● **SET PROBLEM**
All of the data should be repeated exactly; pictures are not part of the copy.

━━ DATASET ENTRIES ━━

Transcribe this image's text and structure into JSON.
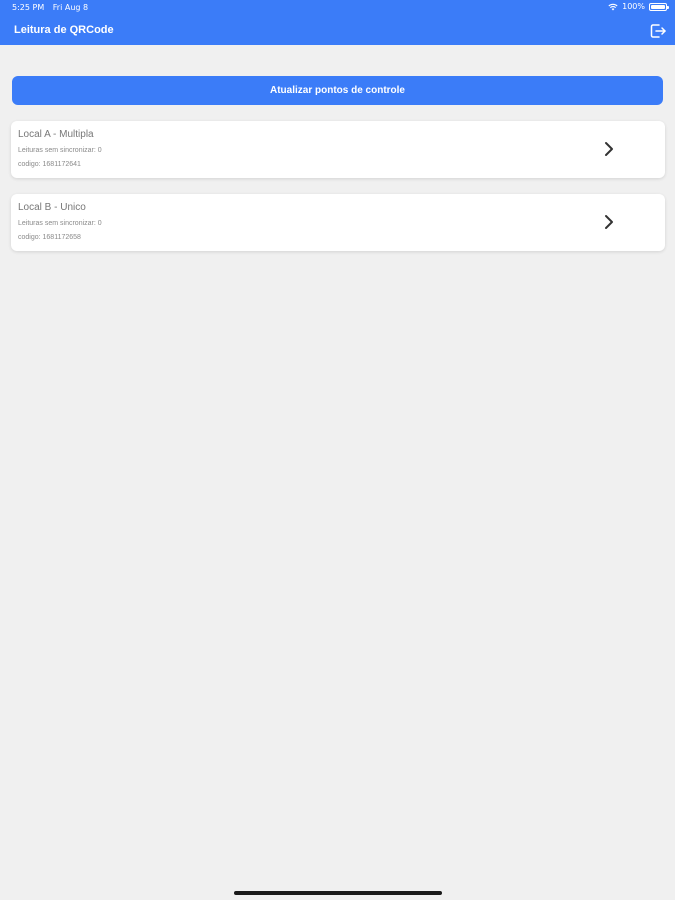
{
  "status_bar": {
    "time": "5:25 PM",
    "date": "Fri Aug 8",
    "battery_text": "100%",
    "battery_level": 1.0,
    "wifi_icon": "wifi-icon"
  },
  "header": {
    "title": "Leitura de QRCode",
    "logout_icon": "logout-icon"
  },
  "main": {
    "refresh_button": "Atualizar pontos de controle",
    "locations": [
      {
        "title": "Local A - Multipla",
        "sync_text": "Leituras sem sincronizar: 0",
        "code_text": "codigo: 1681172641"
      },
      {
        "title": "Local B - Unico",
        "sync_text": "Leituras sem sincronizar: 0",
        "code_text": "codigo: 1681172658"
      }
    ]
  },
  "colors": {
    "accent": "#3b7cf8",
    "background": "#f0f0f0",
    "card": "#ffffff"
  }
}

━━━

● **SOLVED EXERCISE**
Transcribe this image's text and structure into JSON.
{
  "status_bar": {
    "time": "5:25 PM",
    "date": "Fri Aug 8",
    "battery_text": "100%",
    "battery_level": 1.0,
    "wifi_icon": "wifi-icon"
  },
  "header": {
    "title": "Leitura de QRCode",
    "logout_icon": "logout-icon"
  },
  "main": {
    "refresh_button": "Atualizar pontos de controle",
    "locations": [
      {
        "title": "Local A - Multipla",
        "sync_text": "Leituras sem sincronizar: 0",
        "code_text": "codigo: 1681172641"
      },
      {
        "title": "Local B - Unico",
        "sync_text": "Leituras sem sincronizar: 0",
        "code_text": "codigo: 1681172658"
      }
    ]
  },
  "colors": {
    "accent": "#3b7cf8",
    "background": "#f0f0f0",
    "card": "#ffffff"
  }
}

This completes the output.